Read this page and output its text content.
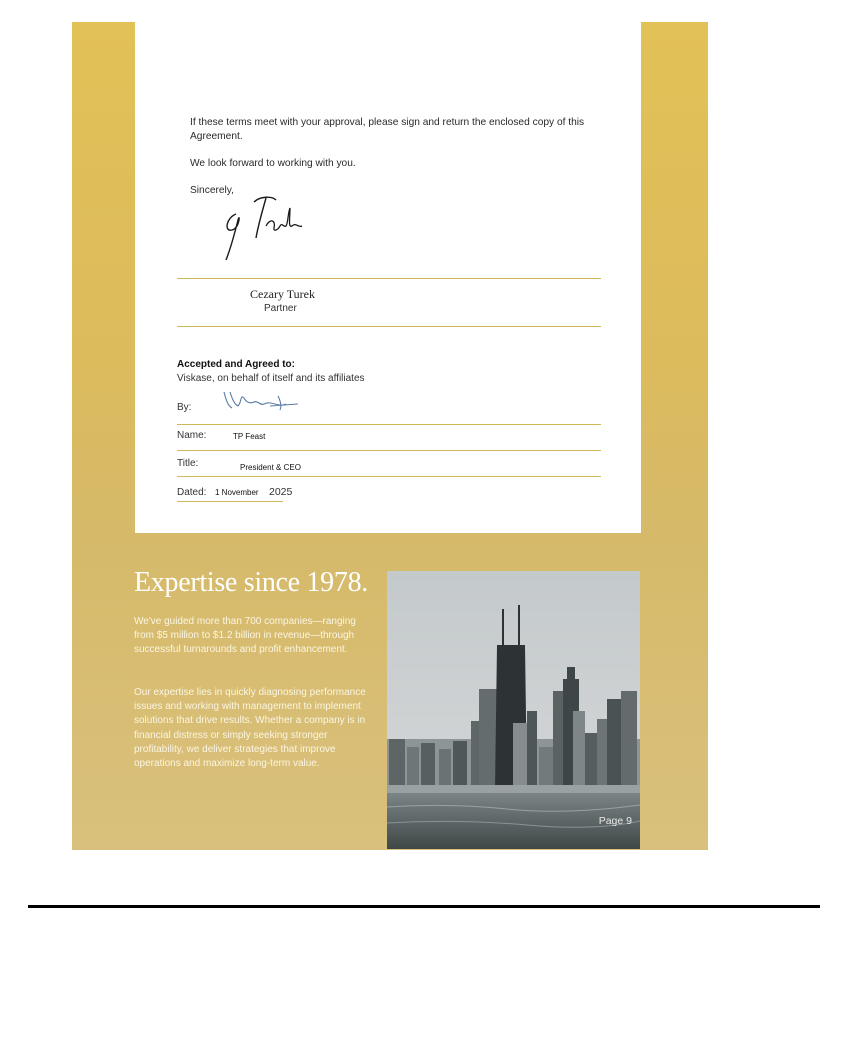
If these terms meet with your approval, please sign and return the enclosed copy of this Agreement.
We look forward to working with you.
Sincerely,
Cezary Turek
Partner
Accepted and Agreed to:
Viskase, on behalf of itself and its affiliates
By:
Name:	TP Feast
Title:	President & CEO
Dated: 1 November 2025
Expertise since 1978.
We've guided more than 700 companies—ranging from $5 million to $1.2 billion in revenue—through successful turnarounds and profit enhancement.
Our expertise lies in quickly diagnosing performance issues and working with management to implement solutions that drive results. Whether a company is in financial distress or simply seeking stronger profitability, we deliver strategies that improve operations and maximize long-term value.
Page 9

| Your instructions |
All the lines above are to be reproduced exactly, except the pictures.

| Final result |
Read this page and output its text content.
If these terms meet with your approval, please sign and return the enclosed copy of this Agreement.
We look forward to working with you.
Sincerely,
Cezary Turek
Partner
Accepted and Agreed to:
Viskase, on behalf of itself and its affiliates
By:
Name:	TP Feast
Title:	President & CEO
Dated: 1 November 2025
Expertise since 1978.
We've guided more than 700 companies—ranging from $5 million to $1.2 billion in revenue—through successful turnarounds and profit enhancement.
Our expertise lies in quickly diagnosing performance issues and working with management to implement solutions that drive results. Whether a company is in financial distress or simply seeking stronger profitability, we deliver strategies that improve operations and maximize long-term value.
Page 9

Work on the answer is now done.